*Data tied to figure images*
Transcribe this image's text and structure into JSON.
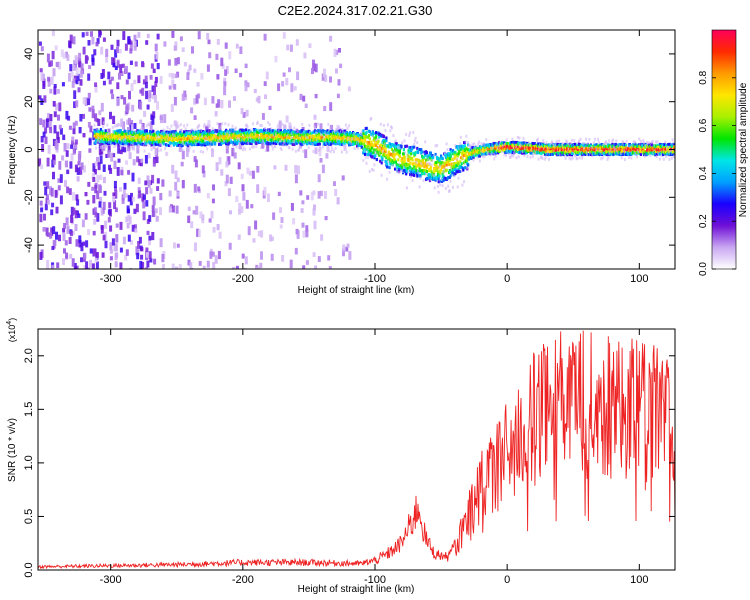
{
  "page_title": "C2E2.2024.317.02.21.G30",
  "chart_data": [
    {
      "type": "heatmap",
      "title": "C2E2.2024.317.02.21.G30",
      "xlabel": "Height of straight line (km)",
      "ylabel": "Frequency (Hz)",
      "xlim": [
        -355,
        127
      ],
      "ylim": [
        -50,
        50
      ],
      "x_ticks": [
        -300,
        -200,
        -100,
        0,
        100
      ],
      "y_ticks": [
        -40,
        -20,
        0,
        20,
        40
      ],
      "grid": false,
      "colorbar": {
        "label": "Normalized spectral amplitude",
        "range": [
          0,
          1
        ],
        "ticks": [
          "0.0",
          "0.2",
          "0.4",
          "0.6",
          "0.8"
        ],
        "colors": [
          "#ffffff",
          "#c9a7f2",
          "#6e0fd6",
          "#1a00ff",
          "#00a0ff",
          "#00e6e6",
          "#00e600",
          "#a8f000",
          "#ffe600",
          "#ff9a00",
          "#ff2a00",
          "#ff005a"
        ]
      },
      "ridge": [
        {
          "x": -313,
          "y": 5.5
        },
        {
          "x": -280,
          "y": 5
        },
        {
          "x": -250,
          "y": 4.5
        },
        {
          "x": -220,
          "y": 5
        },
        {
          "x": -190,
          "y": 5.5
        },
        {
          "x": -160,
          "y": 5
        },
        {
          "x": -130,
          "y": 5
        },
        {
          "x": -115,
          "y": 4.5
        },
        {
          "x": -100,
          "y": 2
        },
        {
          "x": -90,
          "y": -2
        },
        {
          "x": -80,
          "y": -4
        },
        {
          "x": -70,
          "y": -5
        },
        {
          "x": -60,
          "y": -7
        },
        {
          "x": -50,
          "y": -8
        },
        {
          "x": -42,
          "y": -5
        },
        {
          "x": -35,
          "y": -3
        },
        {
          "x": -25,
          "y": -1
        },
        {
          "x": -10,
          "y": 0.5
        },
        {
          "x": 0,
          "y": 1
        },
        {
          "x": 30,
          "y": 0
        },
        {
          "x": 60,
          "y": 0
        },
        {
          "x": 100,
          "y": 0
        },
        {
          "x": 127,
          "y": 0
        }
      ],
      "noise_region_x": [
        -355,
        -120
      ]
    },
    {
      "type": "line",
      "xlabel": "Height of straight line (km)",
      "ylabel": "SNR (10 * v/v)",
      "y_multiplier": "(x10",
      "y_multiplier_exp": "4",
      "xlim": [
        -355,
        127
      ],
      "ylim": [
        0,
        22500
      ],
      "x_ticks": [
        -300,
        -200,
        -100,
        0,
        100
      ],
      "y_ticks": [
        "0.0",
        "0.5",
        "1.0",
        "1.5",
        "2.0"
      ],
      "grid": false,
      "color": "#ee2222",
      "envelope": [
        {
          "x": -355,
          "y": 300
        },
        {
          "x": -250,
          "y": 500
        },
        {
          "x": -200,
          "y": 700
        },
        {
          "x": -150,
          "y": 700
        },
        {
          "x": -110,
          "y": 600
        },
        {
          "x": -100,
          "y": 900
        },
        {
          "x": -90,
          "y": 1500
        },
        {
          "x": -80,
          "y": 2500
        },
        {
          "x": -72,
          "y": 4500
        },
        {
          "x": -67,
          "y": 6000
        },
        {
          "x": -62,
          "y": 3000
        },
        {
          "x": -55,
          "y": 1500
        },
        {
          "x": -45,
          "y": 1200
        },
        {
          "x": -38,
          "y": 2500
        },
        {
          "x": -30,
          "y": 5000
        },
        {
          "x": -20,
          "y": 7500
        },
        {
          "x": -10,
          "y": 9500
        },
        {
          "x": 0,
          "y": 11000
        },
        {
          "x": 10,
          "y": 12500
        },
        {
          "x": 20,
          "y": 14000
        },
        {
          "x": 30,
          "y": 15000
        },
        {
          "x": 40,
          "y": 15500
        },
        {
          "x": 60,
          "y": 15500
        },
        {
          "x": 80,
          "y": 15000
        },
        {
          "x": 100,
          "y": 15000
        },
        {
          "x": 115,
          "y": 14500
        },
        {
          "x": 127,
          "y": 13000
        }
      ]
    }
  ]
}
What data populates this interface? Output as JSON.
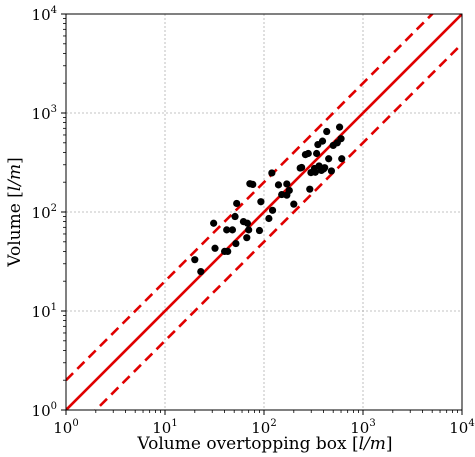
{
  "chart_data": {
    "type": "scatter",
    "xlabel": {
      "prefix": "Volume overtopping box [",
      "unit": "l/m",
      "suffix": "]"
    },
    "ylabel": {
      "prefix": "Volume [",
      "unit": "l/m",
      "suffix": "]"
    },
    "xscale": "log",
    "yscale": "log",
    "xlim": [
      1,
      10000
    ],
    "ylim": [
      1,
      10000
    ],
    "grid": true,
    "xticks": [
      {
        "base": "10",
        "exp": "0"
      },
      {
        "base": "10",
        "exp": "1"
      },
      {
        "base": "10",
        "exp": "2"
      },
      {
        "base": "10",
        "exp": "3"
      },
      {
        "base": "10",
        "exp": "4"
      }
    ],
    "yticks": [
      {
        "base": "10",
        "exp": "0"
      },
      {
        "base": "10",
        "exp": "1"
      },
      {
        "base": "10",
        "exp": "2"
      },
      {
        "base": "10",
        "exp": "3"
      },
      {
        "base": "10",
        "exp": "4"
      }
    ],
    "lines": [
      {
        "kind": "y = x",
        "factor": 1,
        "color": "#e00000",
        "style": "solid"
      },
      {
        "kind": "y = 2x",
        "factor": 2,
        "color": "#e00000",
        "style": "dashed"
      },
      {
        "kind": "y = x/2",
        "factor": 0.5,
        "color": "#e00000",
        "style": "dashed"
      }
    ],
    "point_color": "#000000",
    "points": [
      [
        20,
        33
      ],
      [
        23,
        25
      ],
      [
        31,
        77
      ],
      [
        32,
        43
      ],
      [
        40,
        40
      ],
      [
        42,
        66
      ],
      [
        43,
        40
      ],
      [
        48,
        66
      ],
      [
        51,
        90
      ],
      [
        52,
        48
      ],
      [
        53,
        122
      ],
      [
        62,
        80
      ],
      [
        67,
        55
      ],
      [
        68,
        77
      ],
      [
        70,
        66
      ],
      [
        72,
        193
      ],
      [
        77,
        190
      ],
      [
        90,
        65
      ],
      [
        93,
        127
      ],
      [
        112,
        86
      ],
      [
        120,
        248
      ],
      [
        122,
        104
      ],
      [
        140,
        188
      ],
      [
        151,
        150
      ],
      [
        170,
        148
      ],
      [
        170,
        192
      ],
      [
        180,
        165
      ],
      [
        200,
        120
      ],
      [
        232,
        278
      ],
      [
        240,
        282
      ],
      [
        262,
        380
      ],
      [
        280,
        390
      ],
      [
        290,
        170
      ],
      [
        298,
        250
      ],
      [
        323,
        275
      ],
      [
        330,
        252
      ],
      [
        340,
        390
      ],
      [
        350,
        480
      ],
      [
        360,
        292
      ],
      [
        380,
        263
      ],
      [
        390,
        520
      ],
      [
        400,
        272
      ],
      [
        410,
        280
      ],
      [
        430,
        650
      ],
      [
        450,
        345
      ],
      [
        480,
        260
      ],
      [
        500,
        470
      ],
      [
        550,
        500
      ],
      [
        580,
        720
      ],
      [
        600,
        550
      ],
      [
        610,
        345
      ]
    ]
  }
}
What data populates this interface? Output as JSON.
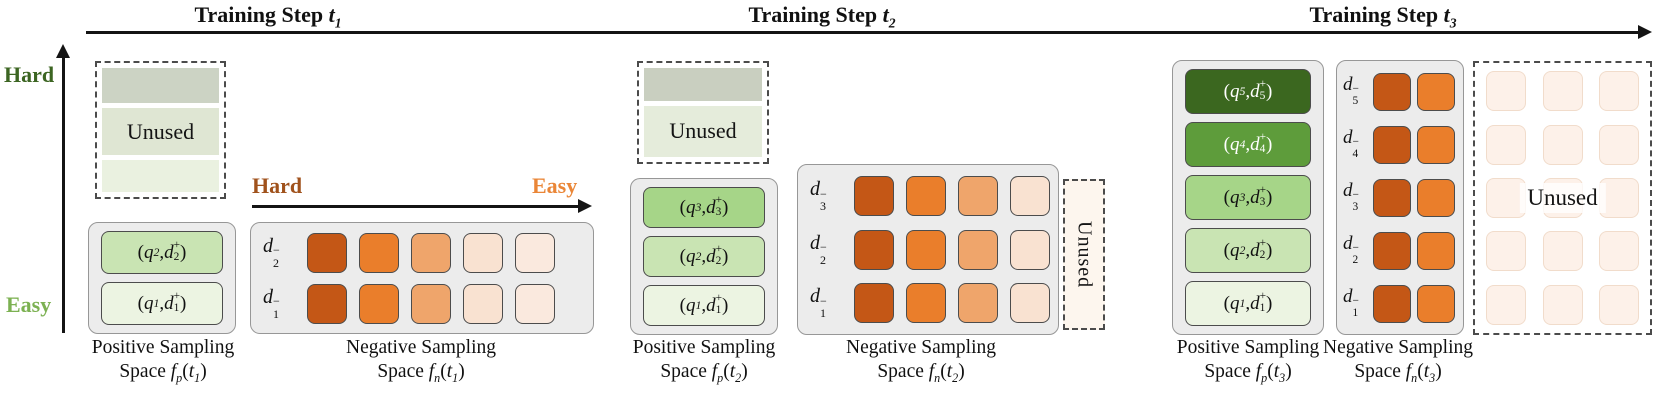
{
  "unused_label": "Unused",
  "axis": {
    "top": "Hard",
    "bottom": "Easy",
    "top_color": "#3c6522",
    "bottom_color": "#7cb152"
  },
  "neg_axis": {
    "left": "Hard",
    "right": "Easy",
    "left_color": "#a0521c",
    "right_color": "#ea8637"
  },
  "colors": {
    "panel_bg": "#ececec",
    "green_scale": [
      "#ecf4e2",
      "#c9e4b3",
      "#a6d588",
      "#5e9c3b",
      "#3b671f"
    ],
    "orange_scale": [
      "#c45716",
      "#ea7e2b",
      "#efa56b",
      "#f9e2d1",
      "#fae9de"
    ]
  },
  "steps": [
    {
      "title_parts": [
        {
          "k": "t",
          "v": "Training Step ",
          "i": 0
        },
        {
          "k": "t",
          "v": "t",
          "i": 1
        },
        {
          "k": "sub",
          "v": "1"
        }
      ],
      "positive": {
        "caption1": "Positive Sampling",
        "caption2_parts": [
          {
            "k": "t",
            "v": "Space ",
            "i": 0
          },
          {
            "k": "t",
            "v": "f",
            "i": 1
          },
          {
            "k": "sub",
            "v": "p"
          },
          {
            "k": "t",
            "v": "(",
            "i": 0
          },
          {
            "k": "t",
            "v": "t",
            "i": 1
          },
          {
            "k": "sub",
            "v": "1"
          },
          {
            "k": "t",
            "v": ")",
            "i": 0
          }
        ],
        "rows": [
          {
            "color": "#c9e4b3",
            "light_text": false,
            "label_parts": [
              {
                "k": "t",
                "v": "(",
                "i": 0
              },
              {
                "k": "t",
                "v": "q",
                "i": 1
              },
              {
                "k": "sub",
                "v": "2"
              },
              {
                "k": "t",
                "v": ", ",
                "i": 0
              },
              {
                "k": "t",
                "v": "d",
                "i": 1
              },
              {
                "k": "supsub",
                "sup": "+",
                "sub": "2"
              },
              {
                "k": "t",
                "v": ")",
                "i": 0
              }
            ]
          },
          {
            "color": "#ecf4e2",
            "light_text": false,
            "label_parts": [
              {
                "k": "t",
                "v": "(",
                "i": 0
              },
              {
                "k": "t",
                "v": "q",
                "i": 1
              },
              {
                "k": "sub",
                "v": "1"
              },
              {
                "k": "t",
                "v": ", ",
                "i": 0
              },
              {
                "k": "t",
                "v": "d",
                "i": 1
              },
              {
                "k": "supsub",
                "sup": "+",
                "sub": "1"
              },
              {
                "k": "t",
                "v": ")",
                "i": 0
              }
            ]
          }
        ]
      },
      "negative": {
        "caption1": "Negative Sampling",
        "caption2_parts": [
          {
            "k": "t",
            "v": "Space ",
            "i": 0
          },
          {
            "k": "t",
            "v": "f",
            "i": 1
          },
          {
            "k": "sub",
            "v": "n"
          },
          {
            "k": "t",
            "v": "(",
            "i": 0
          },
          {
            "k": "t",
            "v": "t",
            "i": 1
          },
          {
            "k": "sub",
            "v": "1"
          },
          {
            "k": "t",
            "v": ")",
            "i": 0
          }
        ],
        "rows": [
          {
            "label_parts": [
              {
                "k": "t",
                "v": "d",
                "i": 1
              },
              {
                "k": "supsub",
                "sup": "−",
                "sub": "2"
              }
            ],
            "squares": [
              "#c45716",
              "#ea7e2b",
              "#efa56b",
              "#f9e2d1",
              "#fae9de"
            ]
          },
          {
            "label_parts": [
              {
                "k": "t",
                "v": "d",
                "i": 1
              },
              {
                "k": "supsub",
                "sup": "−",
                "sub": "1"
              }
            ],
            "squares": [
              "#c45716",
              "#ea7e2b",
              "#efa56b",
              "#f9e2d1",
              "#fae9de"
            ]
          }
        ]
      },
      "unused_boxes": [
        {
          "type": "bands",
          "bands": [
            "#ccd3c4",
            "#dfe6d3",
            "#eaf1e0"
          ],
          "label_band": 1
        }
      ]
    },
    {
      "title_parts": [
        {
          "k": "t",
          "v": "Training Step ",
          "i": 0
        },
        {
          "k": "t",
          "v": "t",
          "i": 1
        },
        {
          "k": "sub",
          "v": "2"
        }
      ],
      "positive": {
        "caption1": "Positive Sampling",
        "caption2_parts": [
          {
            "k": "t",
            "v": "Space ",
            "i": 0
          },
          {
            "k": "t",
            "v": "f",
            "i": 1
          },
          {
            "k": "sub",
            "v": "p"
          },
          {
            "k": "t",
            "v": "(",
            "i": 0
          },
          {
            "k": "t",
            "v": "t",
            "i": 1
          },
          {
            "k": "sub",
            "v": "2"
          },
          {
            "k": "t",
            "v": ")",
            "i": 0
          }
        ],
        "rows": [
          {
            "color": "#a6d588",
            "light_text": false,
            "label_parts": [
              {
                "k": "t",
                "v": "(",
                "i": 0
              },
              {
                "k": "t",
                "v": "q",
                "i": 1
              },
              {
                "k": "sub",
                "v": "3"
              },
              {
                "k": "t",
                "v": ", ",
                "i": 0
              },
              {
                "k": "t",
                "v": "d",
                "i": 1
              },
              {
                "k": "supsub",
                "sup": "+",
                "sub": "3"
              },
              {
                "k": "t",
                "v": ")",
                "i": 0
              }
            ]
          },
          {
            "color": "#c9e4b3",
            "light_text": false,
            "label_parts": [
              {
                "k": "t",
                "v": "(",
                "i": 0
              },
              {
                "k": "t",
                "v": "q",
                "i": 1
              },
              {
                "k": "sub",
                "v": "2"
              },
              {
                "k": "t",
                "v": ", ",
                "i": 0
              },
              {
                "k": "t",
                "v": "d",
                "i": 1
              },
              {
                "k": "supsub",
                "sup": "+",
                "sub": "2"
              },
              {
                "k": "t",
                "v": ")",
                "i": 0
              }
            ]
          },
          {
            "color": "#ecf4e2",
            "light_text": false,
            "label_parts": [
              {
                "k": "t",
                "v": "(",
                "i": 0
              },
              {
                "k": "t",
                "v": "q",
                "i": 1
              },
              {
                "k": "sub",
                "v": "1"
              },
              {
                "k": "t",
                "v": ", ",
                "i": 0
              },
              {
                "k": "t",
                "v": "d",
                "i": 1
              },
              {
                "k": "supsub",
                "sup": "+",
                "sub": "1"
              },
              {
                "k": "t",
                "v": ")",
                "i": 0
              }
            ]
          }
        ]
      },
      "negative": {
        "caption1": "Negative Sampling",
        "caption2_parts": [
          {
            "k": "t",
            "v": "Space ",
            "i": 0
          },
          {
            "k": "t",
            "v": "f",
            "i": 1
          },
          {
            "k": "sub",
            "v": "n"
          },
          {
            "k": "t",
            "v": "(",
            "i": 0
          },
          {
            "k": "t",
            "v": "t",
            "i": 1
          },
          {
            "k": "sub",
            "v": "2"
          },
          {
            "k": "t",
            "v": ")",
            "i": 0
          }
        ],
        "rows": [
          {
            "label_parts": [
              {
                "k": "t",
                "v": "d",
                "i": 1
              },
              {
                "k": "supsub",
                "sup": "−",
                "sub": "3"
              }
            ],
            "squares": [
              "#c45716",
              "#ea7e2b",
              "#efa56b",
              "#f9e2d1"
            ]
          },
          {
            "label_parts": [
              {
                "k": "t",
                "v": "d",
                "i": 1
              },
              {
                "k": "supsub",
                "sup": "−",
                "sub": "2"
              }
            ],
            "squares": [
              "#c45716",
              "#ea7e2b",
              "#efa56b",
              "#f9e2d1"
            ]
          },
          {
            "label_parts": [
              {
                "k": "t",
                "v": "d",
                "i": 1
              },
              {
                "k": "supsub",
                "sup": "−",
                "sub": "1"
              }
            ],
            "squares": [
              "#c45716",
              "#ea7e2b",
              "#efa56b",
              "#f9e2d1"
            ]
          }
        ]
      },
      "unused_boxes": [
        {
          "type": "bands",
          "bands": [
            "#c9cfc0",
            "#e5ecdb"
          ],
          "label_band": 1
        },
        {
          "type": "vertical",
          "bg": "#fdf6ee"
        }
      ]
    },
    {
      "title_parts": [
        {
          "k": "t",
          "v": "Training Step ",
          "i": 0
        },
        {
          "k": "t",
          "v": "t",
          "i": 1
        },
        {
          "k": "sub",
          "v": "3"
        }
      ],
      "positive": {
        "caption1": "Positive Sampling",
        "caption2_parts": [
          {
            "k": "t",
            "v": "Space ",
            "i": 0
          },
          {
            "k": "t",
            "v": "f",
            "i": 1
          },
          {
            "k": "sub",
            "v": "p"
          },
          {
            "k": "t",
            "v": "(",
            "i": 0
          },
          {
            "k": "t",
            "v": "t",
            "i": 1
          },
          {
            "k": "sub",
            "v": "3"
          },
          {
            "k": "t",
            "v": ")",
            "i": 0
          }
        ],
        "rows": [
          {
            "color": "#3b671f",
            "light_text": true,
            "label_parts": [
              {
                "k": "t",
                "v": "(",
                "i": 0
              },
              {
                "k": "t",
                "v": "q",
                "i": 1
              },
              {
                "k": "sub",
                "v": "5"
              },
              {
                "k": "t",
                "v": ", ",
                "i": 0
              },
              {
                "k": "t",
                "v": "d",
                "i": 1
              },
              {
                "k": "supsub",
                "sup": "+",
                "sub": "5"
              },
              {
                "k": "t",
                "v": ")",
                "i": 0
              }
            ]
          },
          {
            "color": "#5e9c3b",
            "light_text": true,
            "label_parts": [
              {
                "k": "t",
                "v": "(",
                "i": 0
              },
              {
                "k": "t",
                "v": "q",
                "i": 1
              },
              {
                "k": "sub",
                "v": "4"
              },
              {
                "k": "t",
                "v": ", ",
                "i": 0
              },
              {
                "k": "t",
                "v": "d",
                "i": 1
              },
              {
                "k": "supsub",
                "sup": "+",
                "sub": "4"
              },
              {
                "k": "t",
                "v": ")",
                "i": 0
              }
            ]
          },
          {
            "color": "#a6d588",
            "light_text": false,
            "label_parts": [
              {
                "k": "t",
                "v": "(",
                "i": 0
              },
              {
                "k": "t",
                "v": "q",
                "i": 1
              },
              {
                "k": "sub",
                "v": "3"
              },
              {
                "k": "t",
                "v": ", ",
                "i": 0
              },
              {
                "k": "t",
                "v": "d",
                "i": 1
              },
              {
                "k": "supsub",
                "sup": "+",
                "sub": "3"
              },
              {
                "k": "t",
                "v": ")",
                "i": 0
              }
            ]
          },
          {
            "color": "#c9e4b3",
            "light_text": false,
            "label_parts": [
              {
                "k": "t",
                "v": "(",
                "i": 0
              },
              {
                "k": "t",
                "v": "q",
                "i": 1
              },
              {
                "k": "sub",
                "v": "2"
              },
              {
                "k": "t",
                "v": ", ",
                "i": 0
              },
              {
                "k": "t",
                "v": "d",
                "i": 1
              },
              {
                "k": "supsub",
                "sup": "+",
                "sub": "2"
              },
              {
                "k": "t",
                "v": ")",
                "i": 0
              }
            ]
          },
          {
            "color": "#ecf4e2",
            "light_text": false,
            "label_parts": [
              {
                "k": "t",
                "v": "(",
                "i": 0
              },
              {
                "k": "t",
                "v": "q",
                "i": 1
              },
              {
                "k": "sub",
                "v": "1"
              },
              {
                "k": "t",
                "v": ", ",
                "i": 0
              },
              {
                "k": "t",
                "v": "d",
                "i": 1
              },
              {
                "k": "supsub",
                "sup": "+",
                "sub": "1"
              },
              {
                "k": "t",
                "v": ")",
                "i": 0
              }
            ]
          }
        ]
      },
      "negative": {
        "caption1": "Negative Sampling",
        "caption2_parts": [
          {
            "k": "t",
            "v": "Space ",
            "i": 0
          },
          {
            "k": "t",
            "v": "f",
            "i": 1
          },
          {
            "k": "sub",
            "v": "n"
          },
          {
            "k": "t",
            "v": "(",
            "i": 0
          },
          {
            "k": "t",
            "v": "t",
            "i": 1
          },
          {
            "k": "sub",
            "v": "3"
          },
          {
            "k": "t",
            "v": ")",
            "i": 0
          }
        ],
        "rows": [
          {
            "label_parts": [
              {
                "k": "t",
                "v": "d",
                "i": 1
              },
              {
                "k": "supsub",
                "sup": "−",
                "sub": "5"
              }
            ],
            "squares": [
              "#c45716",
              "#ea7e2b"
            ]
          },
          {
            "label_parts": [
              {
                "k": "t",
                "v": "d",
                "i": 1
              },
              {
                "k": "supsub",
                "sup": "−",
                "sub": "4"
              }
            ],
            "squares": [
              "#c45716",
              "#ea7e2b"
            ]
          },
          {
            "label_parts": [
              {
                "k": "t",
                "v": "d",
                "i": 1
              },
              {
                "k": "supsub",
                "sup": "−",
                "sub": "3"
              }
            ],
            "squares": [
              "#c45716",
              "#ea7e2b"
            ]
          },
          {
            "label_parts": [
              {
                "k": "t",
                "v": "d",
                "i": 1
              },
              {
                "k": "supsub",
                "sup": "−",
                "sub": "2"
              }
            ],
            "squares": [
              "#c45716",
              "#ea7e2b"
            ]
          },
          {
            "label_parts": [
              {
                "k": "t",
                "v": "d",
                "i": 1
              },
              {
                "k": "supsub",
                "sup": "−",
                "sub": "1"
              }
            ],
            "squares": [
              "#c45716",
              "#ea7e2b"
            ]
          }
        ]
      },
      "unused_boxes": [
        {
          "type": "grid",
          "cols": 3,
          "rows": 5,
          "square_color": "#fdf1e9",
          "square_border": "#f1dccb"
        }
      ]
    }
  ]
}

*AIM*
Pull out every line of the records that includes the string "ylabel".

*TASK RESPONSE*
      "ylabel": "Frequency (Hz)",
      "ylabel": "SNR (10 * v/v)",
    "ylabel": {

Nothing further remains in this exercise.